Lines that contain the string "text" are to be copied; leave out all others.

Data listing
......

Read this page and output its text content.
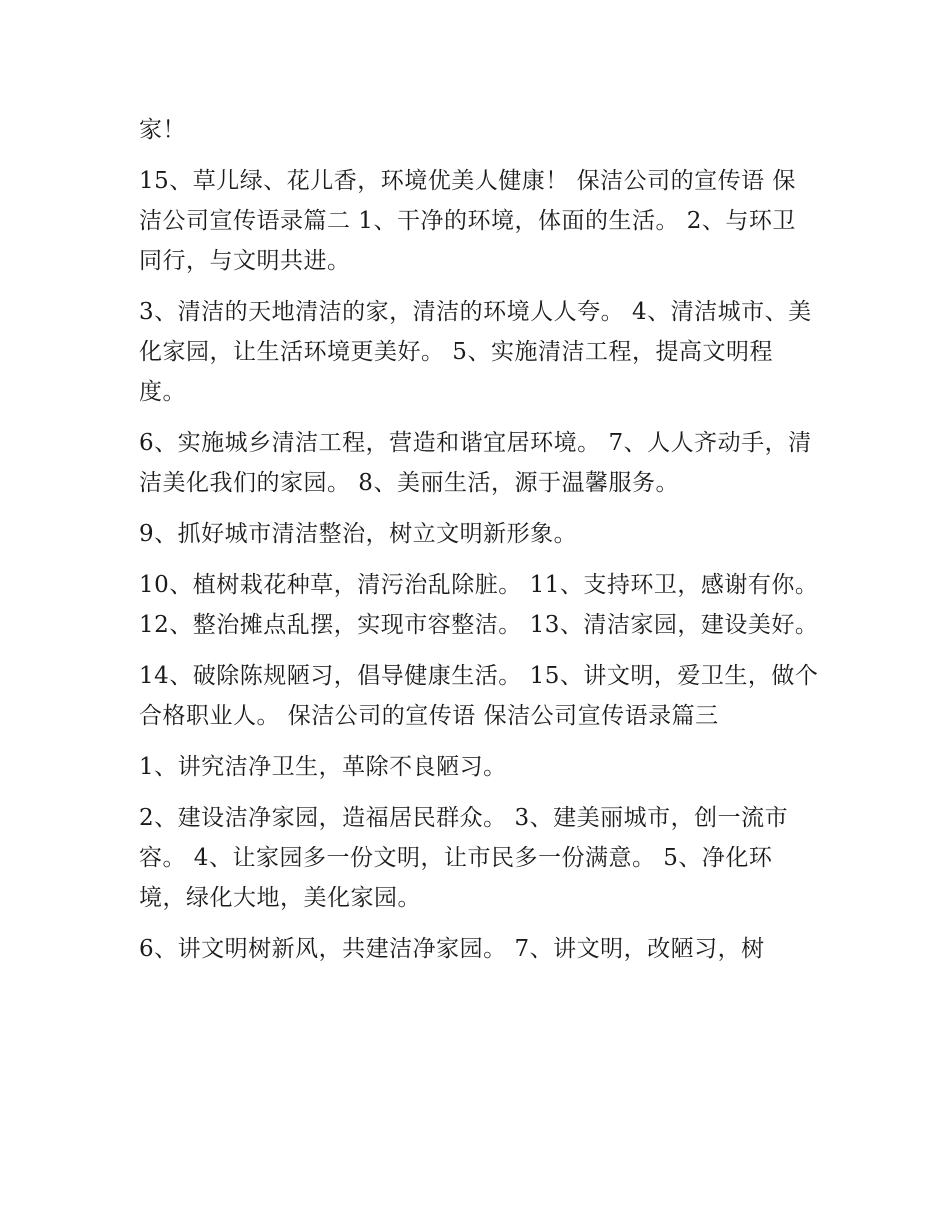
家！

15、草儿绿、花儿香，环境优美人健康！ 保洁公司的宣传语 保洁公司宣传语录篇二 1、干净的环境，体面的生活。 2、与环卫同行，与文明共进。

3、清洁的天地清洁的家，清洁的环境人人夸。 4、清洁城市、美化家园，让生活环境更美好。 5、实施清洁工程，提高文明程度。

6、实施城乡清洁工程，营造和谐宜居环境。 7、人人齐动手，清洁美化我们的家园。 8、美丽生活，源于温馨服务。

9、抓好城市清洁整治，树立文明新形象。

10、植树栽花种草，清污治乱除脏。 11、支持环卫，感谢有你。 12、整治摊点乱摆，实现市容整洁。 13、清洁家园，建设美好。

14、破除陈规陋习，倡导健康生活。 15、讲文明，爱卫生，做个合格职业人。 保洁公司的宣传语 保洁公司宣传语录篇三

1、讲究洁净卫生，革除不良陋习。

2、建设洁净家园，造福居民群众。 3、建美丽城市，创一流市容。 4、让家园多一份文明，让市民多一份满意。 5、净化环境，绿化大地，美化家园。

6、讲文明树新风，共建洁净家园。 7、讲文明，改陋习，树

......

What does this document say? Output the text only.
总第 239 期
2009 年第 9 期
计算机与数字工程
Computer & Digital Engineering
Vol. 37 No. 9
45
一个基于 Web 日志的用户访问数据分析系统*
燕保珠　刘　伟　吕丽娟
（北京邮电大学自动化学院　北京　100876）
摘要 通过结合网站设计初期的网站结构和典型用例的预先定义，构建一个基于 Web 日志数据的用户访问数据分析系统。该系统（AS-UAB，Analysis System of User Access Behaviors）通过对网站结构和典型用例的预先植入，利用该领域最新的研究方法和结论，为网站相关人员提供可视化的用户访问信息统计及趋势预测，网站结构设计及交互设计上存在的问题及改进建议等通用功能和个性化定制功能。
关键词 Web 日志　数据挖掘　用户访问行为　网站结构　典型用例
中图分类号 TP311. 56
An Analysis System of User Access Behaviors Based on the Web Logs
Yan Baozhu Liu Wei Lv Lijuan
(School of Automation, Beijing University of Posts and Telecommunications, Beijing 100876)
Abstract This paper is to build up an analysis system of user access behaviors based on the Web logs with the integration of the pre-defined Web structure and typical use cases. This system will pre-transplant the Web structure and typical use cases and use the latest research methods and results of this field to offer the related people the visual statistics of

......

#### Exercise response:
Read this page and output its text content.
What does this document say? Output the text only.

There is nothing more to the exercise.